→ TASK INPUT
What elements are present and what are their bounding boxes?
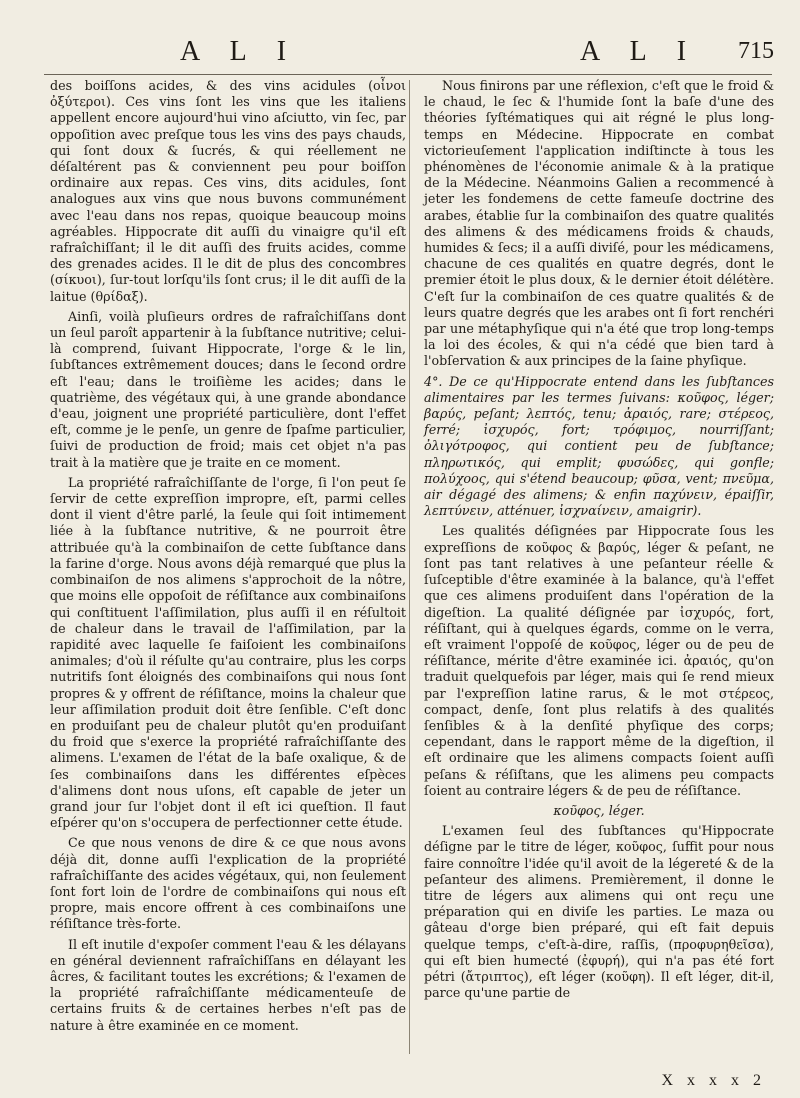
- signature-mark: X x x x 2: [661, 1072, 766, 1089]
- header-rule: [44, 74, 772, 75]
- paragraph: Il eſt inutile d'expoſer comment l'eau & les délayans en général deviennent rafraîchiſſans en délayant les âcres, & facilitant toutes les excrétions; & l'examen de la propriété rafraîchiſſante médicamenteuſe de certains fruits & de certaines herbes n'eſt pas de nature à être examinée en ce moment.: [50, 936, 406, 1033]
- paragraph: Ce que nous venons de dire & ce que nous avons déjà dit, donne auſſi l'explication de la propriété rafraîchiſſante des acides végétaux, qui, non ſeulement ſont fort loin de l'ordre de combinaiſons qui nous eſt propre, mais encore offrent à ces combinaiſons une réſiſtance très-forte.: [50, 835, 406, 932]
- section-heading-4: 4°. De ce qu'Hippocrate entend dans les ſubſtances alimentaires par les termes ſuivans: κοῦφος, léger; βαρύς, peſant; λεπτός, tenu; ἀραιός, rare; στέρεος, ferré; ἰσχυρός, fort; τρόφιμος, nourriſſant; ὀλιγότροφος, qui contient peu de ſubſtance; πληρωτικός, qui emplit; φυσώδες, qui gonfle; πολύχοος, qui s'étend beaucoup; φῦσα, vent; πνεῦμα, air dégagé des alimens; & enfin παχύνειν, épaiſſir, λεπτύνειν, atténuer, ἰσχναίνειν, amaigrir).: [424, 373, 774, 519]
- page-header: [40, 36, 774, 70]
- right-column: [424, 78, 774, 1005]
- paragraph: La propriété rafraîchiſſante de l'orge, ſi l'on peut ſe ſervir de cette expreſſion impropre, eſt, parmi celles dont il vient d'être parlé, la ſeule qui ſoit intimement liée à la ſubſtance nutritive, & ne pourroit être attribuée qu'à la combinaiſon de cette ſubſtance dans la farine d'orge. Nous avons déjà remarqué que plus la combinaiſon de nos alimens s'approchoit de la nôtre, que moins elle oppoſoit de réſiſtance aux combinaiſons qui conſtituent l'aſſimilation, plus auſſi il en réſultoit de chaleur dans le travail de l'aſſimilation, par la rapidité avec laquelle ſe faiſoient les combinaiſons animales; d'où il réſulte qu'au contraire, plus les corps nutritifs ſont éloignés des combinaiſons qui nous ſont propres & y offrent de réſiſtance, moins la chaleur que leur aſſimilation produit doit être ſenſible. C'eſt donc en produiſant peu de chaleur plutôt qu'en produiſant du froid que s'exerce la propriété rafraîchiſſante des alimens. L'examen de l'état de la baſe oxalique, & de ſes combinaiſons dans les différentes eſpèces d'alimens dont nous uſons, eſt capable de jeter un grand jour ſur l'objet dont il eſt ici queſtion. Il faut eſpérer qu'on s'occupera de perfectionner cette étude.: [50, 474, 406, 831]
- running-title-left: A L I: [180, 36, 299, 67]
- paragraph: Les qualités déſignées par Hippocrate ſous les expreſſions de κοῦφος & βαρύς, léger & peſant, ne ſont pas tant relatives à une peſanteur réelle & ſuſceptible d'être examinée à la balance, qu'à l'effet que ces alimens produiſent dans l'opération de la digeſtion. La qualité déſignée par ἰσχυρός, fort, réſiſtant, qui à quelques égards, comme on le verra, eſt vraiment l'oppoſé de κοῦφος, léger ou de peu de réſiſtance, mérite d'être examinée ici. ἀραιός, qu'on traduit quelquefois par léger, mais qui ſe rend mieux par l'expreſſion latine rarus, & le mot στέρεος, compact, denſe, ſont plus relatifs à des qualités ſenſibles & à la denſité phyſique des corps; cependant, dans le rapport même de la digeſtion, il eſt ordinaire que les alimens compacts ſoient auſſi peſans & réſiſtans, que les alimens peu compacts ſoient au contraire légers & de peu de réſiſtance.: [424, 523, 774, 798]
- paragraph: des boiſſons acides, & des vins acidules (οἶνοι ὀξύτεροι). Ces vins ſont les vins que les italiens appellent encore aujourd'hui vino aſciutto, vin ſec, par oppoſition avec preſque tous les vins des pays chauds, qui ſont doux & ſucrés, & qui réellement ne déſaltérent pas & conviennent peu pour boiſſon ordinaire aux repas. Ces vins, dits acidules, ſont analogues aux vins que nous buvons communément avec l'eau dans nos repas, quoique beaucoup moins agréables. Hippocrate dit auſſi du vinaigre qu'il eſt rafraîchiſſant; il le dit auſſi des fruits acides, comme des grenades acides. Il le dit de plus des concombres (σίκυοι), ſur-tout lorſqu'ils ſont crus; il le dit auſſi de la laitue (θρίδαξ).: [50, 78, 406, 304]
- paragraph: Ainſi, voilà pluſieurs ordres de rafraîchiſſans dont un ſeul paroît appartenir à la ſubſtance nutritive; celui-là comprend, ſuivant Hippocrate, l'orge & le lin, ſubſtances extrêmement douces; dans le ſecond ordre eſt l'eau; dans le troiſième les acides; dans le quatrième, des végétaux qui, à une grande abondance d'eau, joignent une propriété particulière, dont l'effet eſt, comme je le penſe, un genre de ſpaſme particulier, ſuivi de production de froid; mais cet objet n'a pas trait à la matière que je traite en ce moment.: [50, 308, 406, 470]
- page-number: 715: [738, 38, 774, 64]
- running-title-right: A L I: [580, 36, 699, 67]
- left-column: [50, 78, 406, 1038]
- paragraph: Nous finirons par une réflexion, c'eſt que le froid & le chaud, le ſec & l'humide ſont la baſe d'une des théories ſyſtématiques qui ait régné le plus long-temps en Médecine. Hippocrate en combat victorieuſement l'application indiſtincte à tous les phénomènes de l'économie animale & à la pratique de la Médecine. Néanmoins Galien a recommencé à jeter les fondemens de cette fameuſe doctrine des arabes, établie ſur la combinaiſon des quatre qualités des alimens & des médicamens froids & chauds, humides & ſecs; il a auſſi diviſé, pour les médicamens, chacune de ces qualités en quatre degrés, dont le premier étoit le plus doux, & le dernier étoit délétère. C'eſt ſur la combinaiſon de ces quatre qualités & de leurs quatre degrés que les arabes ont ſi fort renchéri par une métaphyſique qui n'a été que trop long-temps la loi des écoles, & qui n'a cédé que bien tard à l'obſervation & aux principes de la ſaine phyſique.: [424, 78, 774, 369]
- subheading-koufos: κοῦφος, léger.: [553, 802, 645, 818]
- column-divider: [409, 80, 410, 1054]
- paragraph: L'examen ſeul des ſubſtances qu'Hippocrate déſigne par le titre de léger, κοῦφος, ſuffit pour nous faire connoître l'idée qu'il avoit de la légereté & de la peſanteur des alimens. Premièrement, il donne le titre de légers aux alimens qui ont reçu une préparation qui en diviſe les parties. Le maza ou gâteau d'orge bien préparé, qui eſt fait depuis quelque temps, c'eſt-à-dire, raſſis, (προφυρηθεῖσα), qui eſt bien humecté (ἐφυρή), qui n'a pas été fort pétri (ἄτριπτος), eſt léger (κοῦφη). Il eſt léger, dit-il, parce qu'une partie de: [424, 823, 774, 1001]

→ STATED EXERCISE
Render everything in the records from the line containing "- signature-mark: X" down to the line containing "- paragraph: Ce" as a Markdown table with the columns Row and Line, numbering each row and leaving out any blank lines.

→ TASK RESULT
| Row | Line |
|---|---|
| 1 | - signature-mark: X x x x 2: [661, 1072, 766, 1089] |
| 2 | - header-rule: [44, 74, 772, 75] |
| 3 | - paragraph: Il eſt inutile d'expoſer comment l'eau & les délayans en général deviennent rafraîchiſſans en délayant les âcres, & facilitant toutes les excrétions; & l'examen de la propriété rafraîchiſſante médicamenteuſe de certains fruits & de certaines herbes n'eſt pas de nature à être examinée en ce moment.: [50, 936, 406, 1033] |
| 4 | - paragraph: Ce que nous venons de dire & ce que nous avons déjà dit, donne auſſi l'explication de la propriété rafraîchiſſante des acides végétaux, qui, non ſeulement ſont fort loin de l'ordre de combinaiſons qui nous eſt propre, mais encore offrent à ces combinaiſons une réſiſtance très-forte.: [50, 835, 406, 932] |